## BEGIN TASK DATA

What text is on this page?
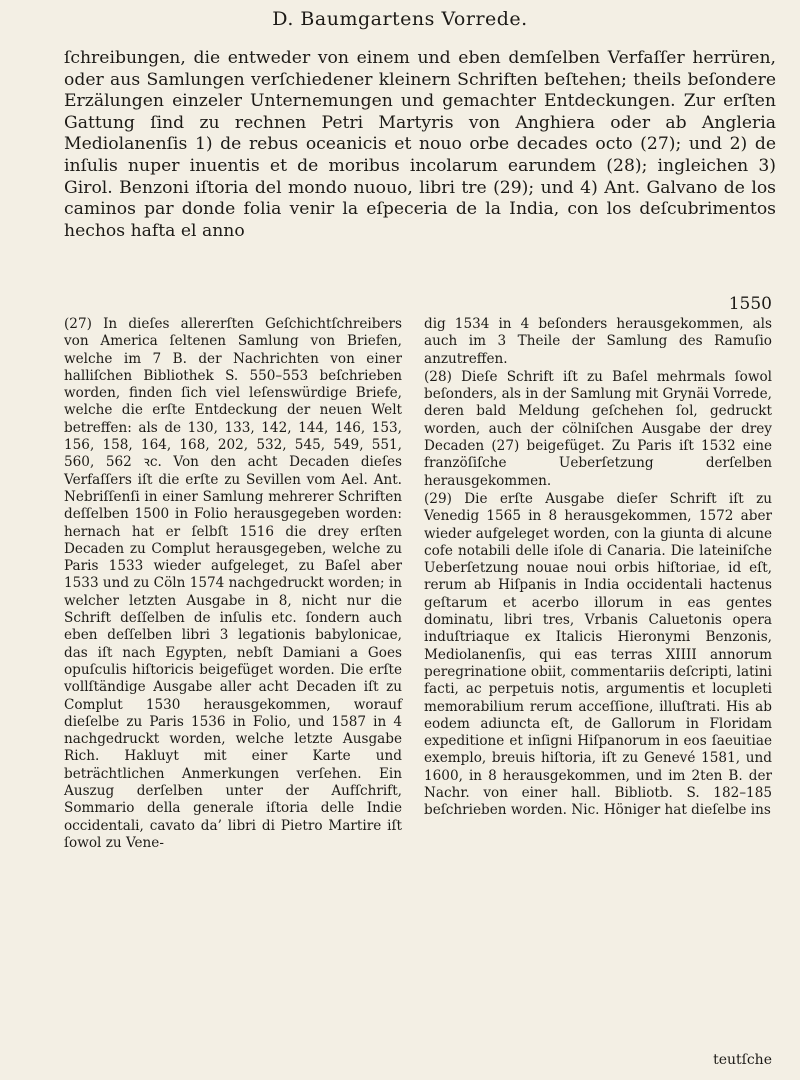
D. Baumgartens Vorrede.

ſchreibungen, die entweder von einem und eben demſelben Verfaſſer herrüren, oder aus Samlungen verſchiedener kleinern Schriften beſtehen; theils beſondere Erzälungen einzeler Unternemungen und gemachter Entdeckungen. Zur erſten Gattung ſind zu rechnen Petri Martyris von Anghiera oder ab Angleria Mediolanenſis 1) de rebus oceanicis et nouo orbe decades octo (27); und 2) de inſulis nuper inuentis et de moribus incolarum earundem (28); ingleichen 3) Girol. Benzoni iſtoria del mondo nuouo, libri tre (29); und 4) Ant. Galvano de los caminos par donde folia venir la eſpeceria de la India, con los deſcubrimentos hechos hafta el anno

1550

(27) In dieſes allererſten Geſchichtſchreibers von America ſeltenen Samlung von Briefen, welche im 7 B. der Nachrichten von einer halliſchen Bibliothek S. 550–553 beſchrieben worden, finden ſich viel leſenswürdige Briefe, welche die erſte Entdeckung der neuen Welt betreffen: als de 130, 133, 142, 144, 146, 153, 156, 158, 164, 168, 202, 532, 545, 549, 551, 560, 562 ꝛc. Von den acht Decaden dieſes Verfaſſers iſt die erſte zu Sevillen vom Ael. Ant. Nebriſſenſi in einer Samlung mehrerer Schriften deſſelben 1500 in Folio herausgegeben worden: hernach hat er ſelbſt 1516 die drey erſten Decaden zu Complut herausgegeben, welche zu Paris 1533 wieder aufgeleget, zu Baſel aber 1533 und zu Cöln 1574 nachgedruckt worden; in welcher letzten Ausgabe in 8, nicht nur die Schrift deſſelben de inſulis etc. ſondern auch eben deſſelben libri 3 legationis babylonicae, das iſt nach Egypten, nebſt Damiani a Goes opuſculis hiſtoricis beigefüget worden. Die erſte vollſtändige Ausgabe aller acht Decaden iſt zu Complut 1530 herausgekommen, worauf dieſelbe zu Paris 1536 in Folio, und 1587 in 4 nachgedruckt worden, welche letzte Ausgabe Rich. Hakluyt mit einer Karte und beträchtlichen Anmerkungen verſehen. Ein Auszug derſelben unter der Aufſchrift, Sommario della generale iſtoria delle Indie occidentali, cavato da’ libri di Pietro Martire iſt ſowol zu Vene-

dig 1534 in 4 beſonders herausgekommen, als auch im 3 Theile der Samlung des Ramuſio anzutreffen.

(28) Dieſe Schrift iſt zu Baſel mehrmals ſowol beſonders, als in der Samlung mit Grynäi Vorrede, deren bald Meldung geſchehen ſol, gedruckt worden, auch der cölniſchen Ausgabe der drey Decaden (27) beigefüget. Zu Paris iſt 1532 eine franzöſiſche Ueberſetzung derſelben herausgekommen.

(29) Die erſte Ausgabe dieſer Schrift iſt zu Venedig 1565 in 8 herausgekommen, 1572 aber wieder aufgeleget worden, con la giunta di alcune cofe notabili delle iſole di Canaria. Die lateiniſche Ueberſetzung nouae noui orbis hiſtoriae, id eſt, rerum ab Hiſpanis in India occidentali hactenus geſtarum et acerbo illorum in eas gentes dominatu, libri tres, Vrbanis Caluetonis opera induſtriaque ex Italicis Hieronymi Benzonis, Mediolanenſis, qui eas terras XIIII annorum peregrinatione obiit, commentariis deſcripti, latini facti, ac perpetuis notis, argumentis et locupleti memorabilium rerum acceſſione, illuſtrati. His ab eodem adiuncta eſt, de Gallorum in Floridam expeditione et inſigni Hiſpanorum in eos ſaeuitiae exemplo, breuis hiſtoria, iſt zu Genevé 1581, und 1600, in 8 herausgekommen, und im 2ten B. der Nachr. von einer hall. Bibliotb. S. 182–185 beſchrieben worden. Nic. Höniger hat dieſelbe ins

teutſche
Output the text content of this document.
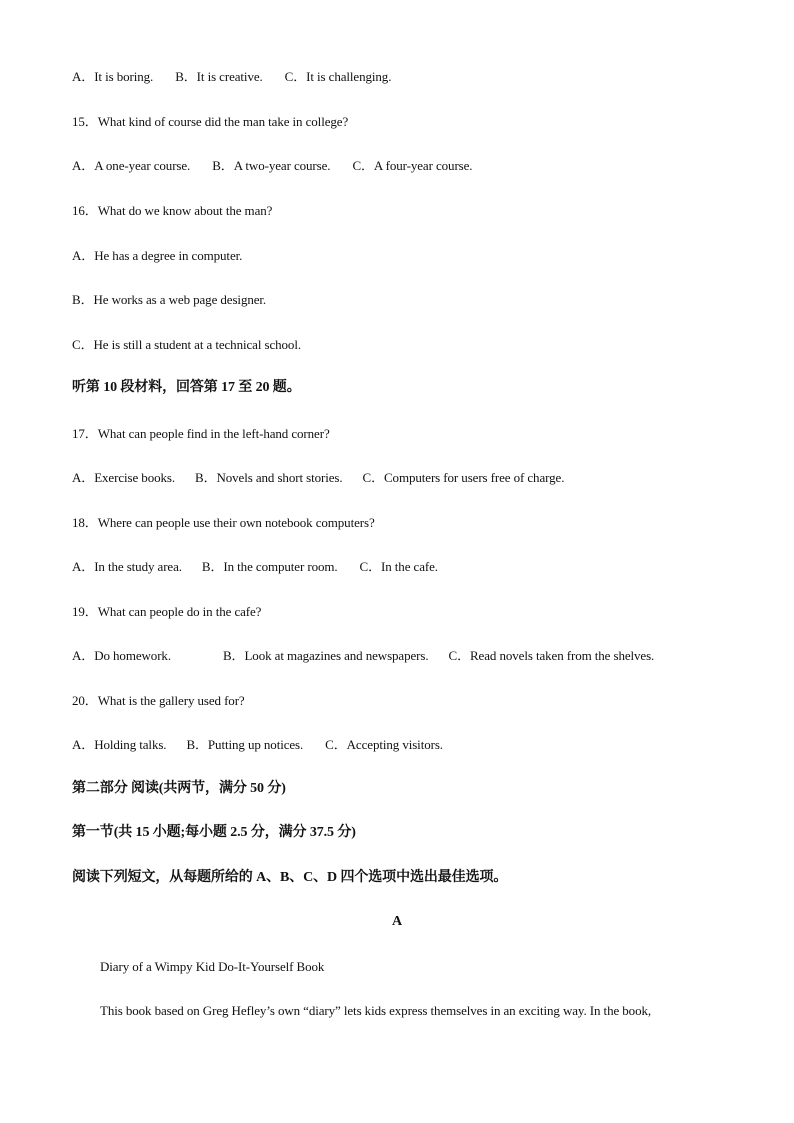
A．It is boring. B．It is creative. C．It is challenging.
15．What kind of course did the man take in college?
A．A one-year course. B．A two-year course. C．A four-year course.
16．What do we know about the man?
A．He has a degree in computer.
B．He works as a web page designer.
C．He is still a student at a technical school.
听第 10 段材料，回答第 17 至 20 题。
17．What can people find in the left-hand corner?
A．Exercise books. B．Novels and short stories. C．Computers for users free of charge.
18．Where can people use their own notebook computers?
A．In the study area. B．In the computer room. C．In the cafe.
19．What can people do in the cafe?
A．Do homework.	B．Look at magazines and newspapers. C．Read novels taken from the shelves.
20．What is the gallery used for?
A．Holding talks. B．Putting up notices. C．Accepting visitors.
第二部分 阅读(共两节，满分 50 分)
第一节(共 15 小题;每小题 2.5 分，满分 37.5 分)
阅读下列短文，从每题所给的 A、B、C、D 四个选项中选出最佳选项。
A
Diary of a Wimpy Kid Do-It-Yourself Book
This book based on Greg Hefley’s own “diary” lets kids express themselves in an exciting way. In the book,
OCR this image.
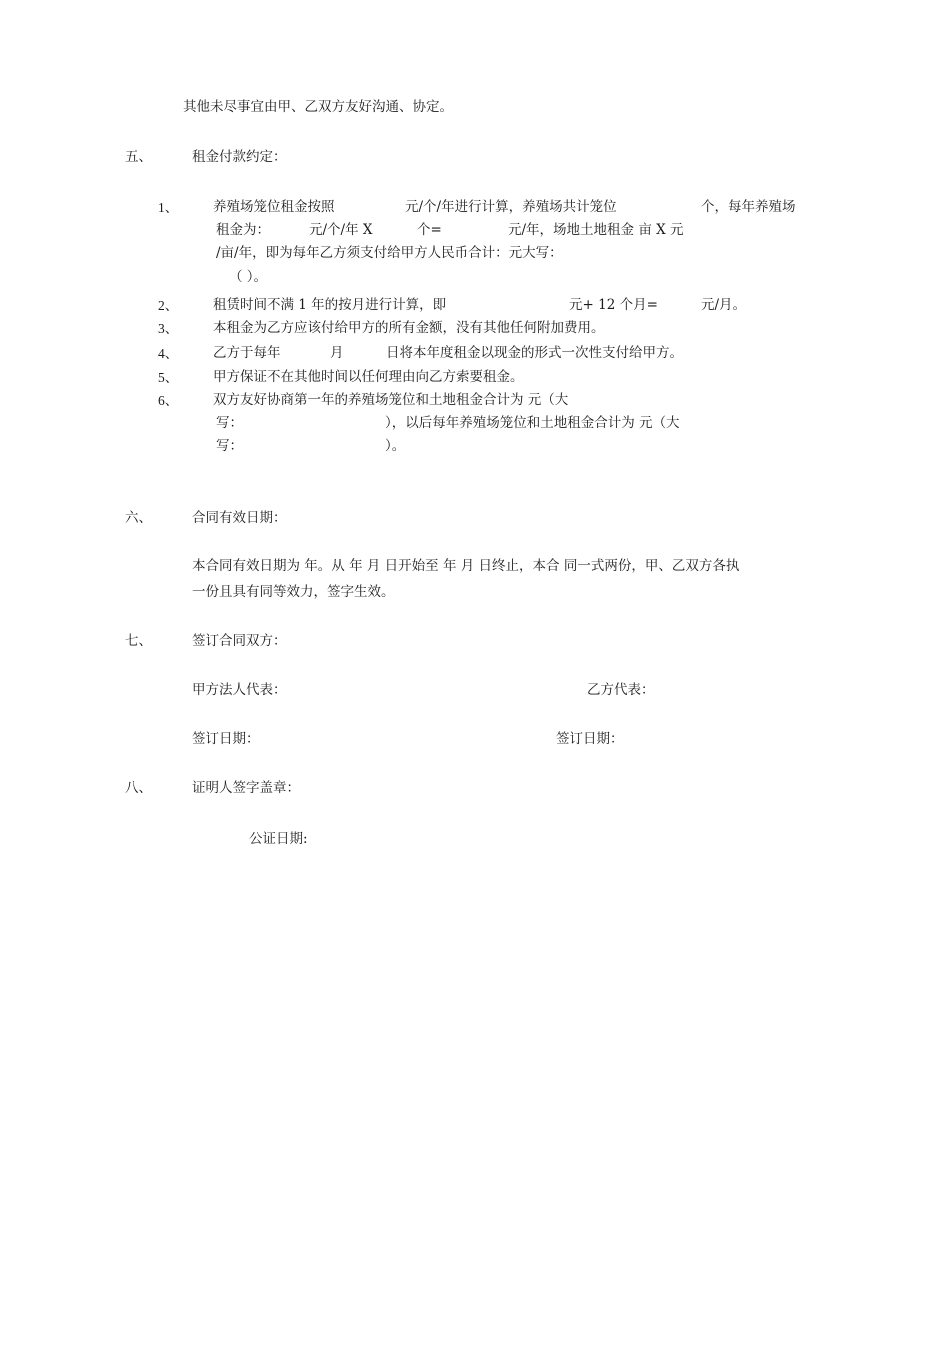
其他未尽事宜由甲、乙双方友好沟通、协定。
五、	租金付款约定：
1、	养殖场笼位租金按照	元/个/年进行计算，养殖场共计笼位	个，每年养殖场
租金为：	元/个/年 X	个=	元/年，场地土地租金 亩 X 元
/亩/年，即为每年乙方须支付给甲方人民币合计：元大写：
（ ）。
2、	租赁时间不满 1 年的按月进行计算，即	元+ 12 个月=	元/月。
3、	本租金为乙方应该付给甲方的所有金额，没有其他任何附加费用。
4、	乙方于每年	月	日将本年度租金以现金的形式一次性支付给甲方。
5、	甲方保证不在其他时间以任何理由向乙方索要租金。
6、	双方友好协商第一年的养殖场笼位和土地租金合计为 元（大
写：	），以后每年养殖场笼位和土地租金合计为 元（大
写：	）。
六、	合同有效日期：
本合同有效日期为 年。从 年 月 日开始至 年 月 日终止，本合 同一式两份，甲、乙双方各执
一份且具有同等效力，签字生效。
七、	签订合同双方：
甲方法人代表：	乙方代表：
签订日期：	签订日期：
八、	证明人签字盖章：
公证日期:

## END TASK DATA

**PROBLEM TO WORK ON**
Repeat the material above word for word, please, apart from its images.

**THE OUTPUT**
What text is on this page?
D. Baumgartens Vorrede.

ſchreibungen, die entweder von einem und eben demſelben Verfaſſer herrüren, oder aus Samlungen verſchiedener kleinern Schriften beſtehen; theils beſondere Erzälungen einzeler Unternemungen und gemachter Entdeckungen. Zur erſten Gattung ſind zu rechnen Petri Martyris von Anghiera oder ab Angleria Mediolanenſis 1) de rebus oceanicis et nouo orbe decades octo (27); und 2) de inſulis nuper inuentis et de moribus incolarum earundem (28); ingleichen 3) Girol. Benzoni iſtoria del mondo nuouo, libri tre (29); und 4) Ant. Galvano de los caminos par donde folia venir la eſpeceria de la India, con los deſcubrimentos hechos hafta el anno

1550

(27) In dieſes allererſten Geſchichtſchreibers von America ſeltenen Samlung von Briefen, welche im 7 B. der Nachrichten von einer halliſchen Bibliothek S. 550–553 beſchrieben worden, finden ſich viel leſenswürdige Briefe, welche die erſte Entdeckung der neuen Welt betreffen: als de 130, 133, 142, 144, 146, 153, 156, 158, 164, 168, 202, 532, 545, 549, 551, 560, 562 ꝛc. Von den acht Decaden dieſes Verfaſſers iſt die erſte zu Sevillen vom Ael. Ant. Nebriſſenſi in einer Samlung mehrerer Schriften deſſelben 1500 in Folio herausgegeben worden: hernach hat er ſelbſt 1516 die drey erſten Decaden zu Complut herausgegeben, welche zu Paris 1533 wieder aufgeleget, zu Baſel aber 1533 und zu Cöln 1574 nachgedruckt worden; in welcher letzten Ausgabe in 8, nicht nur die Schrift deſſelben de inſulis etc. ſondern auch eben deſſelben libri 3 legationis babylonicae, das iſt nach Egypten, nebſt Damiani a Goes opuſculis hiſtoricis beigefüget worden. Die erſte vollſtändige Ausgabe aller acht Decaden iſt zu Complut 1530 herausgekommen, worauf dieſelbe zu Paris 1536 in Folio, und 1587 in 4 nachgedruckt worden, welche letzte Ausgabe Rich. Hakluyt mit einer Karte und beträchtlichen Anmerkungen verſehen. Ein Auszug derſelben unter der Aufſchrift, Sommario della generale iſtoria delle Indie occidentali, cavato da’ libri di Pietro Martire iſt ſowol zu Vene-

dig 1534 in 4 beſonders herausgekommen, als auch im 3 Theile der Samlung des Ramuſio anzutreffen.

(28) Dieſe Schrift iſt zu Baſel mehrmals ſowol beſonders, als in der Samlung mit Grynäi Vorrede, deren bald Meldung geſchehen ſol, gedruckt worden, auch der cölniſchen Ausgabe der drey Decaden (27) beigefüget. Zu Paris iſt 1532 eine franzöſiſche Ueberſetzung derſelben herausgekommen.

(29) Die erſte Ausgabe dieſer Schrift iſt zu Venedig 1565 in 8 herausgekommen, 1572 aber wieder aufgeleget worden, con la giunta di alcune cofe notabili delle iſole di Canaria. Die lateiniſche Ueberſetzung nouae noui orbis hiſtoriae, id eſt, rerum ab Hiſpanis in India occidentali hactenus geſtarum et acerbo illorum in eas gentes dominatu, libri tres, Vrbanis Caluetonis opera induſtriaque ex Italicis Hieronymi Benzonis, Mediolanenſis, qui eas terras XIIII annorum peregrinatione obiit, commentariis deſcripti, latini facti, ac perpetuis notis, argumentis et locupleti memorabilium rerum acceſſione, illuſtrati. His ab eodem adiuncta eſt, de Gallorum in Floridam expeditione et inſigni Hiſpanorum in eos ſaeuitiae exemplo, breuis hiſtoria, iſt zu Genevé 1581, und 1600, in 8 herausgekommen, und im 2ten B. der Nachr. von einer hall. Bibliotb. S. 182–185 beſchrieben worden. Nic. Höniger hat dieſelbe ins

teutſche
Output the text content of this document.
A．It is boring. B．It is creative. C．It is challenging.
15．What kind of course did the man take in college?
A．A one-year course. B．A two-year course. C．A four-year course.
16．What do we know about the man?
A．He has a degree in computer.
B．He works as a web page designer.
C．He is still a student at a technical school.
听第 10 段材料，回答第 17 至 20 题。
17．What can people find in the left-hand corner?
A．Exercise books. B．Novels and short stories. C．Computers for users free of charge.
18．Where can people use their own notebook computers?
A．In the study area. B．In the computer room. C．In the cafe.
19．What can people do in the cafe?
A．Do homework.	B．Look at magazines and newspapers. C．Read novels taken from the shelves.
20．What is the gallery used for?
A．Holding talks. B．Putting up notices. C．Accepting visitors.
第二部分 阅读(共两节，满分 50 分)
第一节(共 15 小题;每小题 2.5 分，满分 37.5 分)
阅读下列短文，从每题所给的 A、B、C、D 四个选项中选出最佳选项。
A
Diary of a Wimpy Kid Do-It-Yourself Book
This book based on Greg Hefley’s own “diary” lets kids express themselves in an exciting way. In the book,
OCR this image.
其他未尽事宜由甲、乙双方友好沟通、协定。
五、	租金付款约定：
1、	养殖场笼位租金按照	元/个/年进行计算，养殖场共计笼位	个，每年养殖场
租金为：	元/个/年 X	个=	元/年，场地土地租金 亩 X 元
/亩/年，即为每年乙方须支付给甲方人民币合计：元大写：
（ ）。
2、	租赁时间不满 1 年的按月进行计算，即	元+ 12 个月=	元/月。
3、	本租金为乙方应该付给甲方的所有金额，没有其他任何附加费用。
4、	乙方于每年	月	日将本年度租金以现金的形式一次性支付给甲方。
5、	甲方保证不在其他时间以任何理由向乙方索要租金。
6、	双方友好协商第一年的养殖场笼位和土地租金合计为 元（大
写：	），以后每年养殖场笼位和土地租金合计为 元（大
写：	）。
六、	合同有效日期：
本合同有效日期为 年。从 年 月 日开始至 年 月 日终止，本合 同一式两份，甲、乙双方各执
一份且具有同等效力，签字生效。
七、	签订合同双方：
甲方法人代表：	乙方代表：
签订日期：	签订日期：
八、	证明人签字盖章：
公证日期:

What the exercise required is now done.